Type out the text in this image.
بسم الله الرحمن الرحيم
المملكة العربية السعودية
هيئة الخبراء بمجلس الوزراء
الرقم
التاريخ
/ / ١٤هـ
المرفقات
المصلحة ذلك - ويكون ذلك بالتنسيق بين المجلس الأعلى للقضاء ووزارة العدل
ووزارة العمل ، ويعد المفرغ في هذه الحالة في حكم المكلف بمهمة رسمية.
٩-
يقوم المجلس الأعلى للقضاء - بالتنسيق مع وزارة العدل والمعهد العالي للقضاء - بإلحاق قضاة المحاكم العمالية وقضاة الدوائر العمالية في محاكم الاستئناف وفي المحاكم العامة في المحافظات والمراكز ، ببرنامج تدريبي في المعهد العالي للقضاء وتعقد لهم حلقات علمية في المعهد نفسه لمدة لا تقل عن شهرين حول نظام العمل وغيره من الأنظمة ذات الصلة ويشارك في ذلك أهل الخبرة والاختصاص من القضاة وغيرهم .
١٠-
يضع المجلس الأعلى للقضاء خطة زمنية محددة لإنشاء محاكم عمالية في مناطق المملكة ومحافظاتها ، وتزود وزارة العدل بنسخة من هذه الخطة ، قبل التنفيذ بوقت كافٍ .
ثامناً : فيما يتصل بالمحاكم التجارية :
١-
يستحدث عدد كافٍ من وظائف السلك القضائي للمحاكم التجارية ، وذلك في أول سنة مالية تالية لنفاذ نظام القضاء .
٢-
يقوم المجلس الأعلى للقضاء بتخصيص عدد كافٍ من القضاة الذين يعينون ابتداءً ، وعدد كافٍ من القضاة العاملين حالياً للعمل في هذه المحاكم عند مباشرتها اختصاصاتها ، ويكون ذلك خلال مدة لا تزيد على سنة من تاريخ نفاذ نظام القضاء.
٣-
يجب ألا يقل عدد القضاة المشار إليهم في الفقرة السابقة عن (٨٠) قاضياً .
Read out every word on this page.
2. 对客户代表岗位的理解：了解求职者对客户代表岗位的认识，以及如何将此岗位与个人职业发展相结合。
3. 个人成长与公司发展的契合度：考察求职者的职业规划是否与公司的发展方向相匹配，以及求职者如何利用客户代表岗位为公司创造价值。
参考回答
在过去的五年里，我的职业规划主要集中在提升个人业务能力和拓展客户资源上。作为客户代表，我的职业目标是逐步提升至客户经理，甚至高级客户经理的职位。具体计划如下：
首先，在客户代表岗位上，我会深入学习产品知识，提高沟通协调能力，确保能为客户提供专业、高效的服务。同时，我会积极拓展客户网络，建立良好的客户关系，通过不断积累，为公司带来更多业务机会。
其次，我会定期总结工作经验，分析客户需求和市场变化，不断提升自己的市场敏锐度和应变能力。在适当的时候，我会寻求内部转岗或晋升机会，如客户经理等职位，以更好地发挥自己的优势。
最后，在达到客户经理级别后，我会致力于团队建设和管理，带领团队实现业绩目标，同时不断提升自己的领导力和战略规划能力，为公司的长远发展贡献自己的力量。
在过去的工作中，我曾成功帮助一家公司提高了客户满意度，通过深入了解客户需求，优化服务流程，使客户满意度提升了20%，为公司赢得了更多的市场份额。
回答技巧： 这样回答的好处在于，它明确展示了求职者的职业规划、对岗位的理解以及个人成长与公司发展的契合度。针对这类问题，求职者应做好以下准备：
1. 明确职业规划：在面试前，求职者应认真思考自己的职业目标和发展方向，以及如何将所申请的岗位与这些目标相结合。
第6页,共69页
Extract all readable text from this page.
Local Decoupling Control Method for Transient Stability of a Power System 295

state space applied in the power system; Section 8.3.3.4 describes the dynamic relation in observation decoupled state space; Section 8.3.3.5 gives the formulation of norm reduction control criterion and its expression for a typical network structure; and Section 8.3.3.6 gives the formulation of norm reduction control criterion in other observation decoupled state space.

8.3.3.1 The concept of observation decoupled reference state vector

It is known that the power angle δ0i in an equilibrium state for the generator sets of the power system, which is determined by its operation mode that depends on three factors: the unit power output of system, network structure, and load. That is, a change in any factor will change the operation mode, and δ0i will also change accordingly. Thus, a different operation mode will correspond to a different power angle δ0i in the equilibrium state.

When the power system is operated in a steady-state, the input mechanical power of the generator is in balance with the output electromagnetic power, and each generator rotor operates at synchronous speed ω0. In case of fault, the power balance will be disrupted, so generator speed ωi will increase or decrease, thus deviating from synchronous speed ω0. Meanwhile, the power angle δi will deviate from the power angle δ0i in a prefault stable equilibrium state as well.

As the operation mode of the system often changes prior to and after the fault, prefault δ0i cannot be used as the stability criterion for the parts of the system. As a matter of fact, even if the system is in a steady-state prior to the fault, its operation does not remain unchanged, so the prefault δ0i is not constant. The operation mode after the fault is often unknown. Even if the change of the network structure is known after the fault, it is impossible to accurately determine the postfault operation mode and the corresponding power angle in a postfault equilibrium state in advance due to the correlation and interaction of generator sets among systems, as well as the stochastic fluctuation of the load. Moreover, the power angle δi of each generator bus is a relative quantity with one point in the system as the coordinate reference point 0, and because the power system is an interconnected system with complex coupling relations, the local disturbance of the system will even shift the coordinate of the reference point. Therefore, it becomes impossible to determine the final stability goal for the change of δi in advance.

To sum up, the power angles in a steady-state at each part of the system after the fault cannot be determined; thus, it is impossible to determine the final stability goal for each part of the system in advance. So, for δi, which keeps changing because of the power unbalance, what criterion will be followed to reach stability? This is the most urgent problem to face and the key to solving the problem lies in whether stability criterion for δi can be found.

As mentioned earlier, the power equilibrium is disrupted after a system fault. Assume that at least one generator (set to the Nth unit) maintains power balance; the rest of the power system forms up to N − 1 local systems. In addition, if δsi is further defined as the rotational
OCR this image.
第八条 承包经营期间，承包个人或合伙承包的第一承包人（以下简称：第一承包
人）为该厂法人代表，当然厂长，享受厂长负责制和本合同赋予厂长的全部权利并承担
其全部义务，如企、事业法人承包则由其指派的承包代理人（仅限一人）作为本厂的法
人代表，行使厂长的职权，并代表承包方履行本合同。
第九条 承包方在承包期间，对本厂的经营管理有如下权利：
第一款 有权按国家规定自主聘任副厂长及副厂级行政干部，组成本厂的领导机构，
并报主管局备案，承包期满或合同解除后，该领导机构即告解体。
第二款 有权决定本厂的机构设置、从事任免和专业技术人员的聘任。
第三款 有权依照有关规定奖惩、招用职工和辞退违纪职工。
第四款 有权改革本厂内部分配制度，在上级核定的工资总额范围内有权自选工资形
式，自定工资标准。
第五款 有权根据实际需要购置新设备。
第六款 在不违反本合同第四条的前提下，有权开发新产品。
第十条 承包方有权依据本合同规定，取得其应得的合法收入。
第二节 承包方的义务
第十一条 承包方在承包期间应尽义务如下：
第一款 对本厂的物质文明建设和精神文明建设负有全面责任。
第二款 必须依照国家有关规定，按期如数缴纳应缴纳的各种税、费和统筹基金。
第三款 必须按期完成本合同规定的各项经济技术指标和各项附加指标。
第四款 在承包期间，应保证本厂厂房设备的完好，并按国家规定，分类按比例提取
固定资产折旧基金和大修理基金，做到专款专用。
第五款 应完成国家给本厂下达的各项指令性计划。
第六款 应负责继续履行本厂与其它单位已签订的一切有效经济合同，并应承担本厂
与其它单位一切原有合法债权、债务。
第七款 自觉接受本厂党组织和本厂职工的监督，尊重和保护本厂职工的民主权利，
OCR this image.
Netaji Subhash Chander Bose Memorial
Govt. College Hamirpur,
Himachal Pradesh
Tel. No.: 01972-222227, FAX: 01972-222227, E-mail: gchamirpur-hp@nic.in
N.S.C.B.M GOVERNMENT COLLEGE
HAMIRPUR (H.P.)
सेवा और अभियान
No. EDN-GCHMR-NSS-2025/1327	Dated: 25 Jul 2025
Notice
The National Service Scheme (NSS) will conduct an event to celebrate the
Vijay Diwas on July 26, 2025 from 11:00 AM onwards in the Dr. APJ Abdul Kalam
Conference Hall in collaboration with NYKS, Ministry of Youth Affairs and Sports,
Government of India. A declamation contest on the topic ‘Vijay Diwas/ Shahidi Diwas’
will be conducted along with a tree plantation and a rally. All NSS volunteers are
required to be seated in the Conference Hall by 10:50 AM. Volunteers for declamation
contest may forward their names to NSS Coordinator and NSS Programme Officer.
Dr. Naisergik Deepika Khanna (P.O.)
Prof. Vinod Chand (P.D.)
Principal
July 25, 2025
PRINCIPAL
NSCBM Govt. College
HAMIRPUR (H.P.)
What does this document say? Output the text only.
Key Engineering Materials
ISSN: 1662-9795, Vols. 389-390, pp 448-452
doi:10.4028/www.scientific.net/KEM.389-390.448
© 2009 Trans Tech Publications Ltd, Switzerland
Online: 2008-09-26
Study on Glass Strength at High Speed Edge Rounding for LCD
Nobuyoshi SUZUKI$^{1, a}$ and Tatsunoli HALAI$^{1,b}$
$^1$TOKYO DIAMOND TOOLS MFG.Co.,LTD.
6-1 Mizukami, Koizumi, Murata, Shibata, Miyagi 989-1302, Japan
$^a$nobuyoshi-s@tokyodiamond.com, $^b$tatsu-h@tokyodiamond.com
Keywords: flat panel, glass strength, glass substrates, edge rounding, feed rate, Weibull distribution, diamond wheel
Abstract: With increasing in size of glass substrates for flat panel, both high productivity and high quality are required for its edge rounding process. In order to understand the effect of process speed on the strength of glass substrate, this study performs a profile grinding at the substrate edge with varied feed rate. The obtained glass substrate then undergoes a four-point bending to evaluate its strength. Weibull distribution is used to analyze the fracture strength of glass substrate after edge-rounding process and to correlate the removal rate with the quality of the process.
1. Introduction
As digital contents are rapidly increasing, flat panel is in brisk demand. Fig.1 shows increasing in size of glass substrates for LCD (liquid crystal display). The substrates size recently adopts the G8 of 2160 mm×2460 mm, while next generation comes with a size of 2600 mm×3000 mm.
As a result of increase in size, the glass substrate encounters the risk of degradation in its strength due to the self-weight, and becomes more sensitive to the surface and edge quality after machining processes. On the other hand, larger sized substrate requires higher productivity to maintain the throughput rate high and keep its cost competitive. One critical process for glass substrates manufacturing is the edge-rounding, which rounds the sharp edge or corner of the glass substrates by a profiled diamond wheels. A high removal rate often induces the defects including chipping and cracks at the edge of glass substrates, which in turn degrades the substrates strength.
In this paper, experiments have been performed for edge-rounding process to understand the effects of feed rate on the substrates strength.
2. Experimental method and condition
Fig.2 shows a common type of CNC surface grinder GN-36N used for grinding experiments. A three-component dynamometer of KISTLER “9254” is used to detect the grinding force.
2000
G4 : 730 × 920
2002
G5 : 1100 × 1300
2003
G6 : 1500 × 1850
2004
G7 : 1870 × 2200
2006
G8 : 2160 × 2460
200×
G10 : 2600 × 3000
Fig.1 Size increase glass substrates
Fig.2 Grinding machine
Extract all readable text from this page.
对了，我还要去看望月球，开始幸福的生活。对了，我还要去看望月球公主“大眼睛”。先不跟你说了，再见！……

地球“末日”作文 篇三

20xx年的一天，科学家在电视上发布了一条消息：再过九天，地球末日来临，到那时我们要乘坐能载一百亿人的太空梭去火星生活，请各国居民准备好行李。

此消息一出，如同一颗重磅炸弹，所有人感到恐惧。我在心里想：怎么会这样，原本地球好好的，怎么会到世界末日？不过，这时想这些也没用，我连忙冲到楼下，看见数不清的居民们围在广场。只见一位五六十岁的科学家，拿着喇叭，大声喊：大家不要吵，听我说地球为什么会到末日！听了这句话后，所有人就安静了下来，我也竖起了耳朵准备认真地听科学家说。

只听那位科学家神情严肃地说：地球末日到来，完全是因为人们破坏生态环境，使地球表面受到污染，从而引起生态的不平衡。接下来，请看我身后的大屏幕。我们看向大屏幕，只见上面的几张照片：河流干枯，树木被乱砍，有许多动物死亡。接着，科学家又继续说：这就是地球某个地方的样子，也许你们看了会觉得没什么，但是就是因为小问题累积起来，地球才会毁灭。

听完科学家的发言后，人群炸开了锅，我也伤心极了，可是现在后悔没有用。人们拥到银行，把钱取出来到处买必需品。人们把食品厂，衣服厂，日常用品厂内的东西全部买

****************

# [To do]
Locate the word "contest" in the entries, and copy every line where it is found.

# [Correct answer]
Government of India. A declamation contest on the topic ‘Vijay Diwas/ Shahidi Diwas’
contest may forward their names to NSS Coordinator and NSS Programme Officer.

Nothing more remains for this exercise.